▶ **Exercise prompt**
Where a line of the material contains the string "старая", copy that line.

[Stored data entries]

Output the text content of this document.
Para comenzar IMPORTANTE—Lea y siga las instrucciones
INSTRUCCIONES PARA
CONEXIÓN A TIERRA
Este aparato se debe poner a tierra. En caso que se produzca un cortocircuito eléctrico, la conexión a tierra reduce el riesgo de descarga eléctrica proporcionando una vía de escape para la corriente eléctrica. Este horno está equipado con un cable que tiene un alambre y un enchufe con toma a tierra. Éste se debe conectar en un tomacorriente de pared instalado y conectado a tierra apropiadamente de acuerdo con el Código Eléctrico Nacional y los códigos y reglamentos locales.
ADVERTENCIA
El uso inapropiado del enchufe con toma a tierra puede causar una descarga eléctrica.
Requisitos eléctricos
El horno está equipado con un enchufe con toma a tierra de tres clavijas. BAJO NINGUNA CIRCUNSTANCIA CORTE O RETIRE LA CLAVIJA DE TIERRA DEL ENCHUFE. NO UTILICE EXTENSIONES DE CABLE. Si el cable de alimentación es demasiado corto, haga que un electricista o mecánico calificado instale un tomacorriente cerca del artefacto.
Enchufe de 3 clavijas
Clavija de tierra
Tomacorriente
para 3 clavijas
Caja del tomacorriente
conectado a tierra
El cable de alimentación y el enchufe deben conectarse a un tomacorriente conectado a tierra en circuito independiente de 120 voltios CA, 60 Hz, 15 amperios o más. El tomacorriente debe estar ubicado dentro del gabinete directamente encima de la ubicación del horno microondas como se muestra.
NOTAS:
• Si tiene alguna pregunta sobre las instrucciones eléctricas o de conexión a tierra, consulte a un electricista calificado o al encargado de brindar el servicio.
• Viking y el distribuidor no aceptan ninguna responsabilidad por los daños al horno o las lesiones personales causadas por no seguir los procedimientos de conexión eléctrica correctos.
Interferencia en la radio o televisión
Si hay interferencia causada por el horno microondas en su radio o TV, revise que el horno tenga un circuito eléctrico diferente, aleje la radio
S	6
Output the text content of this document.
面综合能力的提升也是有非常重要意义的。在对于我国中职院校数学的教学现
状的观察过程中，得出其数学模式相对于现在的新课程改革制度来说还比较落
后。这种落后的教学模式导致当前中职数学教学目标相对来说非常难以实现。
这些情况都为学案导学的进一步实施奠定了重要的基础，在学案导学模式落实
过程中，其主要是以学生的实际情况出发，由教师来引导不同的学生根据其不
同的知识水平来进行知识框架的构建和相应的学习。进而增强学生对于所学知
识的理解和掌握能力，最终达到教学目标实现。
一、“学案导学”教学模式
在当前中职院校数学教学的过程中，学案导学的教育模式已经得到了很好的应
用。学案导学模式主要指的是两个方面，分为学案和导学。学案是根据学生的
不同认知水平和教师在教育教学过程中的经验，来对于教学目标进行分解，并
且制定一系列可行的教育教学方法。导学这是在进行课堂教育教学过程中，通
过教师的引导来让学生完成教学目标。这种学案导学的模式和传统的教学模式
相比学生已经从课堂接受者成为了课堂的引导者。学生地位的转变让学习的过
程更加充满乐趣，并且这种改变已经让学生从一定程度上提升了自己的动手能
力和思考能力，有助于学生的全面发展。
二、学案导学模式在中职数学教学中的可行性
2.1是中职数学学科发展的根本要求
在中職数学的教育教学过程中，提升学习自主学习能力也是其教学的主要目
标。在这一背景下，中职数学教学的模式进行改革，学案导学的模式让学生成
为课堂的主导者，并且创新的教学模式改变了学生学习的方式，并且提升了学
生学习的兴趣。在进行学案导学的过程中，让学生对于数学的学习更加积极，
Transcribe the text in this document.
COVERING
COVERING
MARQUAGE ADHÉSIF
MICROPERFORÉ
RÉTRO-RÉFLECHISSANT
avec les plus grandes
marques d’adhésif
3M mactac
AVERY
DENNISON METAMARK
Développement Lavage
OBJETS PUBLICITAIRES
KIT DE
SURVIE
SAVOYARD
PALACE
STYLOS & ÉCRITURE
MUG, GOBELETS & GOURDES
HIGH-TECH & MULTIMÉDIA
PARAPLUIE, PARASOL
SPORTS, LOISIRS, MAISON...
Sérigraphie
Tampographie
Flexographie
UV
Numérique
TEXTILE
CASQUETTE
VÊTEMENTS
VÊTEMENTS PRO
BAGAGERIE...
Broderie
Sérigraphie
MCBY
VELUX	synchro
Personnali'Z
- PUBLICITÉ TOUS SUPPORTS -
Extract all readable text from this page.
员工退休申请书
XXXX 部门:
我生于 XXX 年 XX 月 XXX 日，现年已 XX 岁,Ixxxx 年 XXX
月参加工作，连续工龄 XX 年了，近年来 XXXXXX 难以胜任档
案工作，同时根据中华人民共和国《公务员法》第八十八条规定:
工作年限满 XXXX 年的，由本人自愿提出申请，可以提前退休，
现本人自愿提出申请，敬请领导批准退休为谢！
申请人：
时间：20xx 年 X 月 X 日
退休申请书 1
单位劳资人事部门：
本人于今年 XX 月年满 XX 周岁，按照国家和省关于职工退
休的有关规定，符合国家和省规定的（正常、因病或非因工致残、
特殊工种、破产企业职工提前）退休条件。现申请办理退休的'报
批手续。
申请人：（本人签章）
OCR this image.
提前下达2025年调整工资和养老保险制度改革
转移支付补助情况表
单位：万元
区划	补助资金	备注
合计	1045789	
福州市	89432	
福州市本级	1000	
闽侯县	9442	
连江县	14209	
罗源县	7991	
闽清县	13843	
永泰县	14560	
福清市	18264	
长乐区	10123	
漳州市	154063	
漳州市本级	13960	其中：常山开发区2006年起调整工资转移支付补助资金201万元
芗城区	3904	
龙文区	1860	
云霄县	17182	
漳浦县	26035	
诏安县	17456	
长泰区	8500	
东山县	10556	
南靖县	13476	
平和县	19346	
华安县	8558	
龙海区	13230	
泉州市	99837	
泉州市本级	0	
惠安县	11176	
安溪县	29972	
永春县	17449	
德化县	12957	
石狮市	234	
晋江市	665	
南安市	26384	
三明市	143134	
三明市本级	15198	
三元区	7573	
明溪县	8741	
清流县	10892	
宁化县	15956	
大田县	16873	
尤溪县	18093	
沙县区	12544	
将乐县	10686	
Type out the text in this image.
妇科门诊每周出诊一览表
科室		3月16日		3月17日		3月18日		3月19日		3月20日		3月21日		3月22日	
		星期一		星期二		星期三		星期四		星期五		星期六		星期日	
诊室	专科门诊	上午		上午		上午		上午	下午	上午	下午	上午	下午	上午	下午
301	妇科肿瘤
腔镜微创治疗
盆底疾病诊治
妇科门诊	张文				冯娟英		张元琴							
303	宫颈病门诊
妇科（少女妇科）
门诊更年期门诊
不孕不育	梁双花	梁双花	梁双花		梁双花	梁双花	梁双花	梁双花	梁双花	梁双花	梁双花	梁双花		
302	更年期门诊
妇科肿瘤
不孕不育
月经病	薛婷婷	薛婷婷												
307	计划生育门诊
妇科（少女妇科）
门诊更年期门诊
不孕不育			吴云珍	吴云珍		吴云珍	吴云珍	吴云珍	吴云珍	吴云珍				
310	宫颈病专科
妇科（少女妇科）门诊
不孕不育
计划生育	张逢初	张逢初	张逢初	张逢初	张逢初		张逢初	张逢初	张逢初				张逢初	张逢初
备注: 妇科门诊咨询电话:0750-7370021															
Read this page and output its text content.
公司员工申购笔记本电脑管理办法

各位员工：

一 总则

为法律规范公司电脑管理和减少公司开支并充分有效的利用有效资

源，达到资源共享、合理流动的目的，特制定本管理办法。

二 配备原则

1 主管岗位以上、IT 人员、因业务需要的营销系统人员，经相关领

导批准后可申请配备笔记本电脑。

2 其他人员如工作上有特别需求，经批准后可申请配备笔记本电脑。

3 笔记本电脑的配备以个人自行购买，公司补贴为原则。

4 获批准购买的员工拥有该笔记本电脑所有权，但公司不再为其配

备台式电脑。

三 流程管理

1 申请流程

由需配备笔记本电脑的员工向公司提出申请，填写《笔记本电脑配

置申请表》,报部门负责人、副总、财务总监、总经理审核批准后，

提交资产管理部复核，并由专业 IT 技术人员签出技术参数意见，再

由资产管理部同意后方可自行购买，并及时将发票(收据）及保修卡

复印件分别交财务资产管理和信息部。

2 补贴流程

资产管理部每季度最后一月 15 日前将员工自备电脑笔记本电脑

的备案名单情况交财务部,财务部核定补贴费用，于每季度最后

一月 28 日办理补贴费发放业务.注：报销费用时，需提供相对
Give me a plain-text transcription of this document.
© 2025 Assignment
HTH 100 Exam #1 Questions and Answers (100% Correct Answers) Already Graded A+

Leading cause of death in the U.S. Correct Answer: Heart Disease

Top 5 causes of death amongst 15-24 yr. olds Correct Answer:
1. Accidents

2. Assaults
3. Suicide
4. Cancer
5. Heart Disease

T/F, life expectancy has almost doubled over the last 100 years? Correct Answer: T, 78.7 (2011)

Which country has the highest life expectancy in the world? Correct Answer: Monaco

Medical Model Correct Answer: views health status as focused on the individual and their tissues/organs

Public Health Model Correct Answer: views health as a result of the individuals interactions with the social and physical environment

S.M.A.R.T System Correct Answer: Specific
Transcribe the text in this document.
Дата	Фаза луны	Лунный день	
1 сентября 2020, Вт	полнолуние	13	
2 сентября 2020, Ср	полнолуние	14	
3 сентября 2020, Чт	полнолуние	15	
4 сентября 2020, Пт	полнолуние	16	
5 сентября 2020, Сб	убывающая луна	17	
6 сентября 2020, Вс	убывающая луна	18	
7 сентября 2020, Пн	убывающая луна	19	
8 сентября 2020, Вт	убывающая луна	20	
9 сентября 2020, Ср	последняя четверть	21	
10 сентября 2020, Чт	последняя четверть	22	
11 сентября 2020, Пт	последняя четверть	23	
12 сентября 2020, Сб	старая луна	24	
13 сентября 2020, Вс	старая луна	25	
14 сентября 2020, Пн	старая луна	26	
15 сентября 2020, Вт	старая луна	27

▶ **Reply**
12 сентября 2020, Сб	старая луна	24	
13 сентября 2020, Вс	старая луна	25	
14 сентября 2020, Пн	старая луна	26	
15 сентября 2020, Вт	старая луна	27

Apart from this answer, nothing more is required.